GOAL » Write out the full set of records exactly. Any pictures in them do not belong in the copy.
--- DATA FOR PROCESSING ---
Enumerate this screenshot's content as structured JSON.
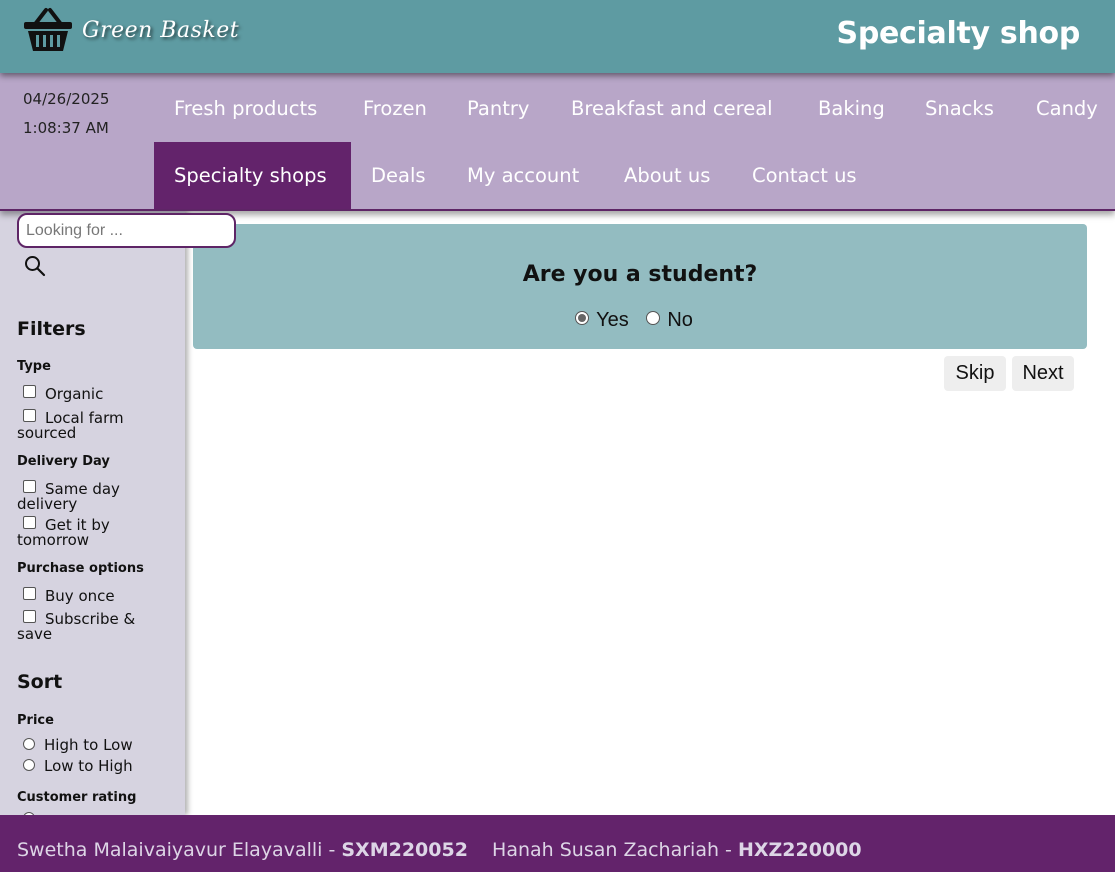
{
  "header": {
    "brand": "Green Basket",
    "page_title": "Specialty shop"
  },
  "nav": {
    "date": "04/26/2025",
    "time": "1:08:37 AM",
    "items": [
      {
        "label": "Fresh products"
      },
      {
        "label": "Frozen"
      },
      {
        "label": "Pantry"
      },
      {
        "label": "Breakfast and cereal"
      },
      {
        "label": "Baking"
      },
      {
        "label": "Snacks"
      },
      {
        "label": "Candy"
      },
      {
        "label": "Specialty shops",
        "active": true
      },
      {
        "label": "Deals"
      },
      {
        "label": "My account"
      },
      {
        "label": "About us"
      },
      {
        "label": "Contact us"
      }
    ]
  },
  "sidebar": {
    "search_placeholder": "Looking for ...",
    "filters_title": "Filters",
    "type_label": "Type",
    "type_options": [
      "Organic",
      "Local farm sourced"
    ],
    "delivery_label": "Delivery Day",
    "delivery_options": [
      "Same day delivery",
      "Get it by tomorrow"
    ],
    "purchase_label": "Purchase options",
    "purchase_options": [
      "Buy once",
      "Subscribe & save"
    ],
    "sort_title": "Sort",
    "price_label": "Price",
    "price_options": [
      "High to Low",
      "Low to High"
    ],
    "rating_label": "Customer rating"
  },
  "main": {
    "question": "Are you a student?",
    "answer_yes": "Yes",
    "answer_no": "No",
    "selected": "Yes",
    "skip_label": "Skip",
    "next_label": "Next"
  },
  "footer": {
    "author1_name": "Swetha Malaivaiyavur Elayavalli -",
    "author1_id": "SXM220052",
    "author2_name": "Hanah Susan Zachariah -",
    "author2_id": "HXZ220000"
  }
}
---
ANSWER TO THIS TASK »
Enumerate this screenshot's content as structured JSON.
{
  "header": {
    "brand": "Green Basket",
    "page_title": "Specialty shop"
  },
  "nav": {
    "date": "04/26/2025",
    "time": "1:08:37 AM",
    "items": [
      {
        "label": "Fresh products"
      },
      {
        "label": "Frozen"
      },
      {
        "label": "Pantry"
      },
      {
        "label": "Breakfast and cereal"
      },
      {
        "label": "Baking"
      },
      {
        "label": "Snacks"
      },
      {
        "label": "Candy"
      },
      {
        "label": "Specialty shops",
        "active": true
      },
      {
        "label": "Deals"
      },
      {
        "label": "My account"
      },
      {
        "label": "About us"
      },
      {
        "label": "Contact us"
      }
    ]
  },
  "sidebar": {
    "search_placeholder": "Looking for ...",
    "filters_title": "Filters",
    "type_label": "Type",
    "type_options": [
      "Organic",
      "Local farm sourced"
    ],
    "delivery_label": "Delivery Day",
    "delivery_options": [
      "Same day delivery",
      "Get it by tomorrow"
    ],
    "purchase_label": "Purchase options",
    "purchase_options": [
      "Buy once",
      "Subscribe & save"
    ],
    "sort_title": "Sort",
    "price_label": "Price",
    "price_options": [
      "High to Low",
      "Low to High"
    ],
    "rating_label": "Customer rating"
  },
  "main": {
    "question": "Are you a student?",
    "answer_yes": "Yes",
    "answer_no": "No",
    "selected": "Yes",
    "skip_label": "Skip",
    "next_label": "Next"
  },
  "footer": {
    "author1_name": "Swetha Malaivaiyavur Elayavalli -",
    "author1_id": "SXM220052",
    "author2_name": "Hanah Susan Zachariah -",
    "author2_id": "HXZ220000"
  }
}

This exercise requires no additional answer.